(Extracted records)

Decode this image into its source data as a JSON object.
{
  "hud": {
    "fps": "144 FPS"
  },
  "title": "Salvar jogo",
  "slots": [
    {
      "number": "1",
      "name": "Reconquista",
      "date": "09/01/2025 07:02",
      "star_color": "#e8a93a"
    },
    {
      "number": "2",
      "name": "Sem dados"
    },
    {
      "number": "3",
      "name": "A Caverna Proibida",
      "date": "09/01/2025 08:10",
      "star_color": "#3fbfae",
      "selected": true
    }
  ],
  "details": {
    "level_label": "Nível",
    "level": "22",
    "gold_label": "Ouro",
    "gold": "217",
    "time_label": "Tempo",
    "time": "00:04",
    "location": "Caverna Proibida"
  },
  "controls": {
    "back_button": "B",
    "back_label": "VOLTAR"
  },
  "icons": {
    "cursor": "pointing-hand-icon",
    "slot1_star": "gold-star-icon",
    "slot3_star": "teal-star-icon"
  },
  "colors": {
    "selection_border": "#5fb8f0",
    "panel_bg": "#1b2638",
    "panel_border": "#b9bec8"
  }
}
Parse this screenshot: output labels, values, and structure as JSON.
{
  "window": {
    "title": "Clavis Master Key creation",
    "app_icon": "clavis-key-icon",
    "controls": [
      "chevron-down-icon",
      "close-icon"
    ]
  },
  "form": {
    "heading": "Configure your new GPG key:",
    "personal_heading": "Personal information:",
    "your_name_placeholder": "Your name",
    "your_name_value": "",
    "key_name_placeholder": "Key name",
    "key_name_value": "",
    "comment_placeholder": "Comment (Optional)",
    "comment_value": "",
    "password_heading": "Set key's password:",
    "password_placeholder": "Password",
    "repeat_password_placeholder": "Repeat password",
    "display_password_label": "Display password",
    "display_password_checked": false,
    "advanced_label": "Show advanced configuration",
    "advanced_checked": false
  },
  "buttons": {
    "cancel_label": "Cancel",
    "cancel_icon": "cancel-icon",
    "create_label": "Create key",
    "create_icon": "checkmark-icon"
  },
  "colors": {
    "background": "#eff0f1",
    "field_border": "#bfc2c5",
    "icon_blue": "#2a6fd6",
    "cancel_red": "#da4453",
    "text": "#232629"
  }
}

What is needed
Faithfully copy every entry, leaving nothing out.

Problem solution
Decode this image into its source data as a JSON object.
{
  "hud": {
    "fps": "144 FPS"
  },
  "title": "Salvar jogo",
  "slots": [
    {
      "number": "1",
      "name": "Reconquista",
      "date": "09/01/2025 07:02",
      "star_color": "#e8a93a"
    },
    {
      "number": "2",
      "name": "Sem dados"
    },
    {
      "number": "3",
      "name": "A Caverna Proibida",
      "date": "09/01/2025 08:10",
      "star_color": "#3fbfae",
      "selected": true
    }
  ],
  "details": {
    "level_label": "Nível",
    "level": "22",
    "gold_label": "Ouro",
    "gold": "217",
    "time_label": "Tempo",
    "time": "00:04",
    "location": "Caverna Proibida"
  },
  "controls": {
    "back_button": "B",
    "back_label": "VOLTAR"
  },
  "icons": {
    "cursor": "pointing-hand-icon",
    "slot1_star": "gold-star-icon",
    "slot3_star": "teal-star-icon"
  },
  "colors": {
    "selection_border": "#5fb8f0",
    "panel_bg": "#1b2638",
    "panel_border": "#b9bec8"
  }
}
Parse this screenshot: output labels, values, and structure as JSON.
{
  "window": {
    "title": "Clavis Master Key creation",
    "app_icon": "clavis-key-icon",
    "controls": [
      "chevron-down-icon",
      "close-icon"
    ]
  },
  "form": {
    "heading": "Configure your new GPG key:",
    "personal_heading": "Personal information:",
    "your_name_placeholder": "Your name",
    "your_name_value": "",
    "key_name_placeholder": "Key name",
    "key_name_value": "",
    "comment_placeholder": "Comment (Optional)",
    "comment_value": "",
    "password_heading": "Set key's password:",
    "password_placeholder": "Password",
    "repeat_password_placeholder": "Repeat password",
    "display_password_label": "Display password",
    "display_password_checked": false,
    "advanced_label": "Show advanced configuration",
    "advanced_checked": false
  },
  "buttons": {
    "cancel_label": "Cancel",
    "cancel_icon": "cancel-icon",
    "create_label": "Create key",
    "create_icon": "checkmark-icon"
  },
  "colors": {
    "background": "#eff0f1",
    "field_border": "#bfc2c5",
    "icon_blue": "#2a6fd6",
    "cancel_red": "#da4453",
    "text": "#232629"
  }
}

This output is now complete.